- _TASK BRIEF_
Transcribe every entry below word for word, but skip the pictures.

- _RECORDS PROVIDED_
■ ■ ■ ■

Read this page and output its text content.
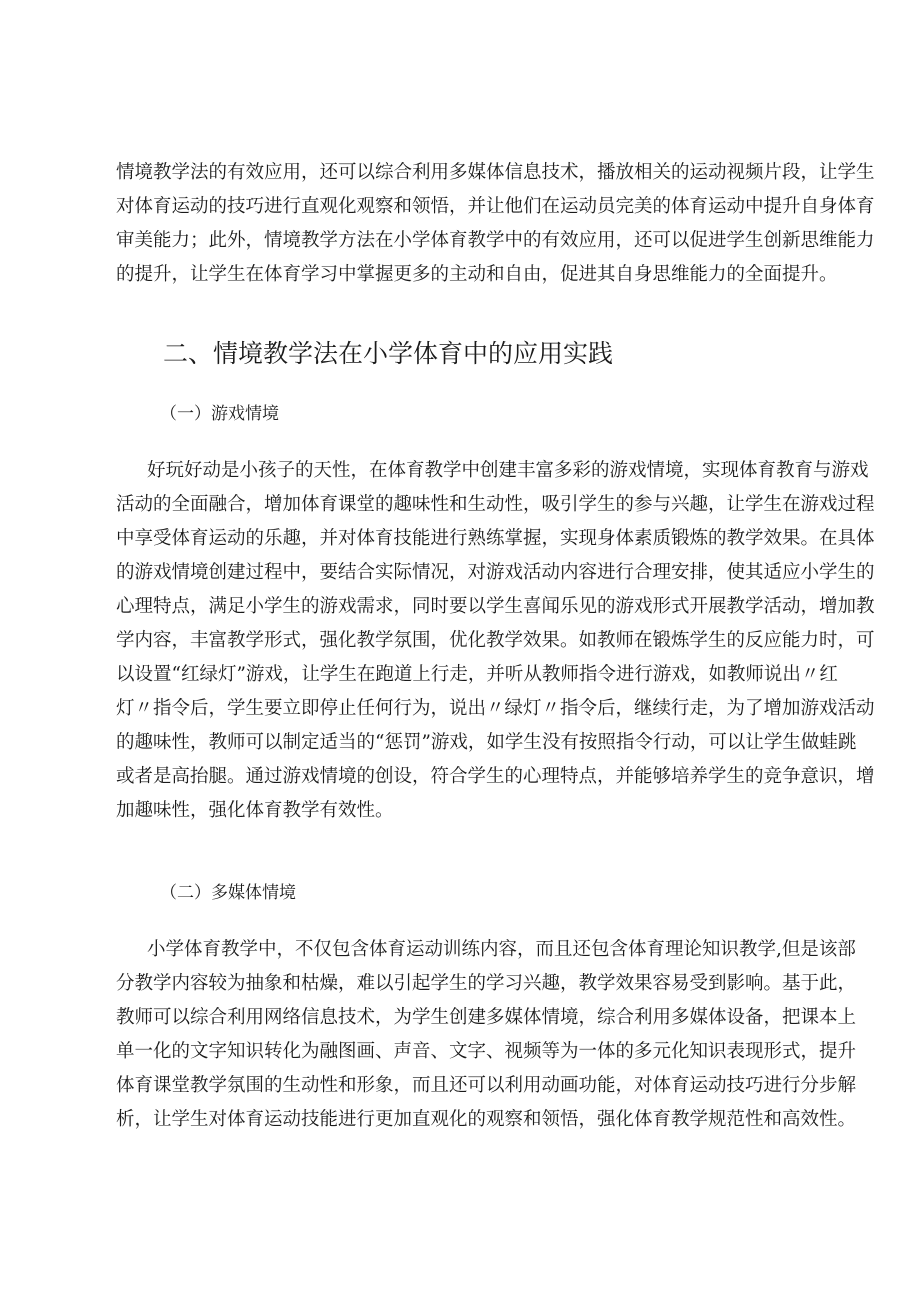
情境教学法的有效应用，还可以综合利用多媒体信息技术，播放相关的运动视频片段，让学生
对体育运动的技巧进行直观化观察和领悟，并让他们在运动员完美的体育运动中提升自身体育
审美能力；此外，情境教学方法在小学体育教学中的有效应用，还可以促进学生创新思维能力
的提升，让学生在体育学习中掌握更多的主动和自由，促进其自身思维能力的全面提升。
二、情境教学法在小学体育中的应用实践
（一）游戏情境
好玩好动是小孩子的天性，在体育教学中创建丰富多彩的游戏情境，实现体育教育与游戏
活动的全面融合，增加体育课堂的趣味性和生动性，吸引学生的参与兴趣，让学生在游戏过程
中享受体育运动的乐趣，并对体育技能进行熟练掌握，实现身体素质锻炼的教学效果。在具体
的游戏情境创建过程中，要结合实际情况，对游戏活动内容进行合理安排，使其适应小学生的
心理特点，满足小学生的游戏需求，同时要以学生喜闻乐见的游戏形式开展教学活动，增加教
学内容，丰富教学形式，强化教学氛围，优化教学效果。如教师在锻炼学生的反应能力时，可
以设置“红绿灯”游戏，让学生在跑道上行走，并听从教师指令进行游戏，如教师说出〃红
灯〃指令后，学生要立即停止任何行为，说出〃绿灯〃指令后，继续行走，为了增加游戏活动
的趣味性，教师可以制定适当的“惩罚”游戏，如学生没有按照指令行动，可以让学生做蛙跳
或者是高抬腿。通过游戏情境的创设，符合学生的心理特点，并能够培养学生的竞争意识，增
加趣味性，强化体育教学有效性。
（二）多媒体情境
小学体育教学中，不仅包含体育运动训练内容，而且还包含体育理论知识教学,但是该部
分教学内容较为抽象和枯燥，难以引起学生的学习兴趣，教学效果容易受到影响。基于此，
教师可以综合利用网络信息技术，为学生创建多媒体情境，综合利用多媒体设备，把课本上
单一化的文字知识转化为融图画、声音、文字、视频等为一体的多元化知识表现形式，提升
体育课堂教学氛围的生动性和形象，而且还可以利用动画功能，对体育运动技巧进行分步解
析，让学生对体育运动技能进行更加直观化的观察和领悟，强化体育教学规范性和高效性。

■ ■ ■ ■

- _RESULT OF THIS EXERCISE_
Read this page and output its text content.
情境教学法的有效应用，还可以综合利用多媒体信息技术，播放相关的运动视频片段，让学生
对体育运动的技巧进行直观化观察和领悟，并让他们在运动员完美的体育运动中提升自身体育
审美能力；此外，情境教学方法在小学体育教学中的有效应用，还可以促进学生创新思维能力
的提升，让学生在体育学习中掌握更多的主动和自由，促进其自身思维能力的全面提升。
二、情境教学法在小学体育中的应用实践
（一）游戏情境
好玩好动是小孩子的天性，在体育教学中创建丰富多彩的游戏情境，实现体育教育与游戏
活动的全面融合，增加体育课堂的趣味性和生动性，吸引学生的参与兴趣，让学生在游戏过程
中享受体育运动的乐趣，并对体育技能进行熟练掌握，实现身体素质锻炼的教学效果。在具体
的游戏情境创建过程中，要结合实际情况，对游戏活动内容进行合理安排，使其适应小学生的
心理特点，满足小学生的游戏需求，同时要以学生喜闻乐见的游戏形式开展教学活动，增加教
学内容，丰富教学形式，强化教学氛围，优化教学效果。如教师在锻炼学生的反应能力时，可
以设置“红绿灯”游戏，让学生在跑道上行走，并听从教师指令进行游戏，如教师说出〃红
灯〃指令后，学生要立即停止任何行为，说出〃绿灯〃指令后，继续行走，为了增加游戏活动
的趣味性，教师可以制定适当的“惩罚”游戏，如学生没有按照指令行动，可以让学生做蛙跳
或者是高抬腿。通过游戏情境的创设，符合学生的心理特点，并能够培养学生的竞争意识，增
加趣味性，强化体育教学有效性。
（二）多媒体情境
小学体育教学中，不仅包含体育运动训练内容，而且还包含体育理论知识教学,但是该部
分教学内容较为抽象和枯燥，难以引起学生的学习兴趣，教学效果容易受到影响。基于此，
教师可以综合利用网络信息技术，为学生创建多媒体情境，综合利用多媒体设备，把课本上
单一化的文字知识转化为融图画、声音、文字、视频等为一体的多元化知识表现形式，提升
体育课堂教学氛围的生动性和形象，而且还可以利用动画功能，对体育运动技巧进行分步解
析，让学生对体育运动技能进行更加直观化的观察和领悟，强化体育教学规范性和高效性。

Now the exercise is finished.